Please output the records below in full, exactly as given, but without the images.
··· Record extracts ···
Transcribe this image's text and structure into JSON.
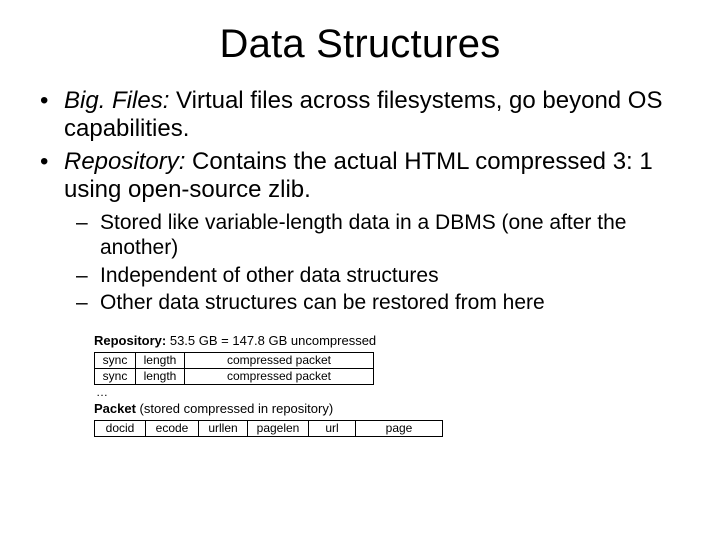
{
  "title": "Data Structures",
  "bullets": {
    "b1_label": "Big. Files:",
    "b1_rest": " Virtual files across filesystems, go beyond OS capabilities.",
    "b2_label": "Repository:",
    "b2_rest": " Contains the actual HTML compressed 3: 1 using open-source zlib.",
    "sub1": "Stored like variable-length data in a DBMS (one after the another)",
    "sub2": "Independent of other data structures",
    "sub3": "Other data structures can be restored from here"
  },
  "figure": {
    "repo_label": "Repository:",
    "repo_rest": " 53.5 GB = 147.8 GB uncompressed",
    "row_sync": "sync",
    "row_length": "length",
    "row_cpkt": "compressed packet",
    "dots": "…",
    "packet_label": "Packet",
    "packet_rest": " (stored compressed in repository)",
    "cells": {
      "docid": "docid",
      "ecode": "ecode",
      "urllen": "urllen",
      "pagelen": "pagelen",
      "url": "url",
      "page": "page"
    }
  }
}
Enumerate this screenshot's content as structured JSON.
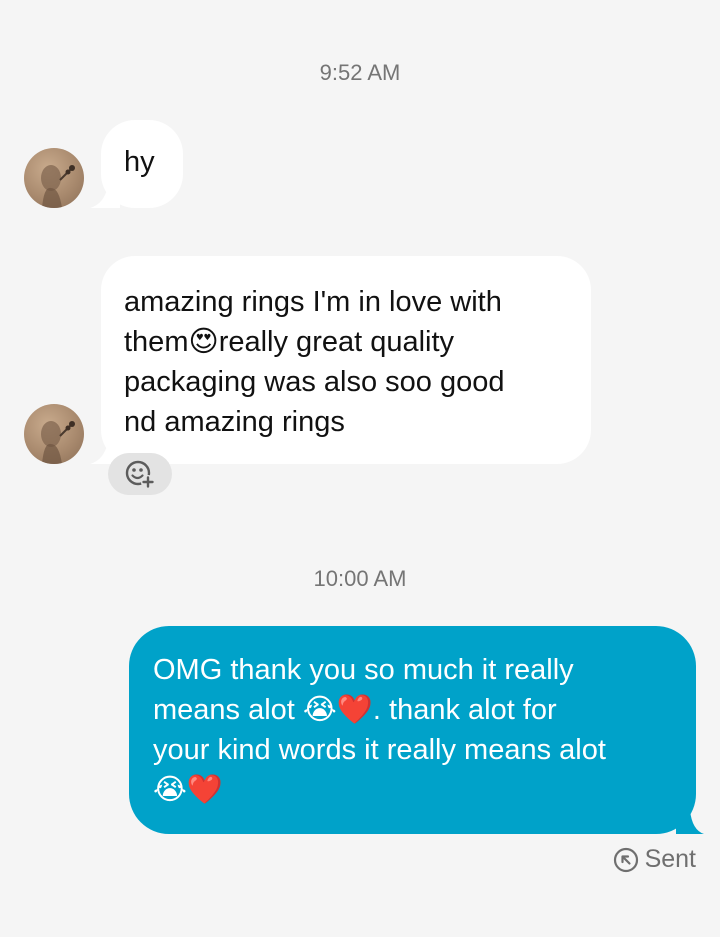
···
Finished exercise:
Transcribe this image's text and structure into JSON.
{
  "title": "Data Structures",
  "bullets": {
    "b1_label": "Big. Files:",
    "b1_rest": " Virtual files across filesystems, go beyond OS capabilities.",
    "b2_label": "Repository:",
    "b2_rest": " Contains the actual HTML compressed 3: 1 using open-source zlib.",
    "sub1": "Stored like variable-length data in a DBMS (one after the another)",
    "sub2": "Independent of other data structures",
    "sub3": "Other data structures can be restored from here"
  },
  "figure": {
    "repo_label": "Repository:",
    "repo_rest": " 53.5 GB = 147.8 GB uncompressed",
    "row_sync": "sync",
    "row_length": "length",
    "row_cpkt": "compressed packet",
    "dots": "…",
    "packet_label": "Packet",
    "packet_rest": " (stored compressed in repository)",
    "cells": {
      "docid": "docid",
      "ecode": "ecode",
      "urllen": "urllen",
      "pagelen": "pagelen",
      "url": "url",
      "page": "page"
    }
  }
}
Enumerate this screenshot's content as structured JSON.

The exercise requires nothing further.